_Stated exercise_
Output every line below exactly.

= = =

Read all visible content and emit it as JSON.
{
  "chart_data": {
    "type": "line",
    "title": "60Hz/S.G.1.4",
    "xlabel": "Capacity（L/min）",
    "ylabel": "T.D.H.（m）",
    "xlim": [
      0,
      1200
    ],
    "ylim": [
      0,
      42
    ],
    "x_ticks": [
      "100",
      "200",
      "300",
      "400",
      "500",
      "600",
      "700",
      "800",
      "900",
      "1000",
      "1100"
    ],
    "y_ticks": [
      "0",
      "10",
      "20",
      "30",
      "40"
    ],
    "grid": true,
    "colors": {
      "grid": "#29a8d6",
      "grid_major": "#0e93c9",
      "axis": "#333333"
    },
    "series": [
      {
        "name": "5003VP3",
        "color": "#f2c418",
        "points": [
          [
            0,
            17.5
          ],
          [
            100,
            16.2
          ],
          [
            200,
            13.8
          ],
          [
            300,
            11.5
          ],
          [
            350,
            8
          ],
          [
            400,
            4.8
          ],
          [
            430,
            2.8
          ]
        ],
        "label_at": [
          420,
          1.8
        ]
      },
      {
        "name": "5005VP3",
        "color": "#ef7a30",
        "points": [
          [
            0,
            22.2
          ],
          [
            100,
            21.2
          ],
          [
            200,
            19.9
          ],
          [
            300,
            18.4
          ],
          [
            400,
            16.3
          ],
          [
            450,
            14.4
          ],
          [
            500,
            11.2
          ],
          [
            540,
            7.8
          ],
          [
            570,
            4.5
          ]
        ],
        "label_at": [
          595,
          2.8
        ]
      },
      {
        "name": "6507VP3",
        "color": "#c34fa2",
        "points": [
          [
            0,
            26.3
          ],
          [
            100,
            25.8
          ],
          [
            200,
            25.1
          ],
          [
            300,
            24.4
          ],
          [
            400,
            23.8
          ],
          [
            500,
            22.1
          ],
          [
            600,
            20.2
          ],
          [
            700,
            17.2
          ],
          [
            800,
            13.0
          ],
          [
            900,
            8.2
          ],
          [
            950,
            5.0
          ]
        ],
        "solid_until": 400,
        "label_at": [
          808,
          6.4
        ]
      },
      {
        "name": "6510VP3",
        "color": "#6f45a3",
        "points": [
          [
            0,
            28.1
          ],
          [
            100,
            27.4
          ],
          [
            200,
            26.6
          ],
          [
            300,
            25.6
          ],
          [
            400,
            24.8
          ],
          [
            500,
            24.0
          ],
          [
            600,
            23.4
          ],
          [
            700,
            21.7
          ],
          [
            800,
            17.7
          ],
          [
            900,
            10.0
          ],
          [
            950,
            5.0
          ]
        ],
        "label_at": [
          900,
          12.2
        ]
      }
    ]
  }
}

= = =

_In response_
Read all visible content and emit it as JSON.
{
  "chart_data": {
    "type": "line",
    "title": "60Hz/S.G.1.4",
    "xlabel": "Capacity（L/min）",
    "ylabel": "T.D.H.（m）",
    "xlim": [
      0,
      1200
    ],
    "ylim": [
      0,
      42
    ],
    "x_ticks": [
      "100",
      "200",
      "300",
      "400",
      "500",
      "600",
      "700",
      "800",
      "900",
      "1000",
      "1100"
    ],
    "y_ticks": [
      "0",
      "10",
      "20",
      "30",
      "40"
    ],
    "grid": true,
    "colors": {
      "grid": "#29a8d6",
      "grid_major": "#0e93c9",
      "axis": "#333333"
    },
    "series": [
      {
        "name": "5003VP3",
        "color": "#f2c418",
        "points": [
          [
            0,
            17.5
          ],
          [
            100,
            16.2
          ],
          [
            200,
            13.8
          ],
          [
            300,
            11.5
          ],
          [
            350,
            8
          ],
          [
            400,
            4.8
          ],
          [
            430,
            2.8
          ]
        ],
        "label_at": [
          420,
          1.8
        ]
      },
      {
        "name": "5005VP3",
        "color": "#ef7a30",
        "points": [
          [
            0,
            22.2
          ],
          [
            100,
            21.2
          ],
          [
            200,
            19.9
          ],
          [
            300,
            18.4
          ],
          [
            400,
            16.3
          ],
          [
            450,
            14.4
          ],
          [
            500,
            11.2
          ],
          [
            540,
            7.8
          ],
          [
            570,
            4.5
          ]
        ],
        "label_at": [
          595,
          2.8
        ]
      },
      {
        "name": "6507VP3",
        "color": "#c34fa2",
        "points": [
          [
            0,
            26.3
          ],
          [
            100,
            25.8
          ],
          [
            200,
            25.1
          ],
          [
            300,
            24.4
          ],
          [
            400,
            23.8
          ],
          [
            500,
            22.1
          ],
          [
            600,
            20.2
          ],
          [
            700,
            17.2
          ],
          [
            800,
            13.0
          ],
          [
            900,
            8.2
          ],
          [
            950,
            5.0
          ]
        ],
        "solid_until": 400,
        "label_at": [
          808,
          6.4
        ]
      },
      {
        "name": "6510VP3",
        "color": "#6f45a3",
        "points": [
          [
            0,
            28.1
          ],
          [
            100,
            27.4
          ],
          [
            200,
            26.6
          ],
          [
            300,
            25.6
          ],
          [
            400,
            24.8
          ],
          [
            500,
            24.0
          ],
          [
            600,
            23.4
          ],
          [
            700,
            21.7
          ],
          [
            800,
            17.7
          ],
          [
            900,
            10.0
          ],
          [
            950,
            5.0
          ]
        ],
        "label_at": [
          900,
          12.2
        ]
      }
    ]
  }
}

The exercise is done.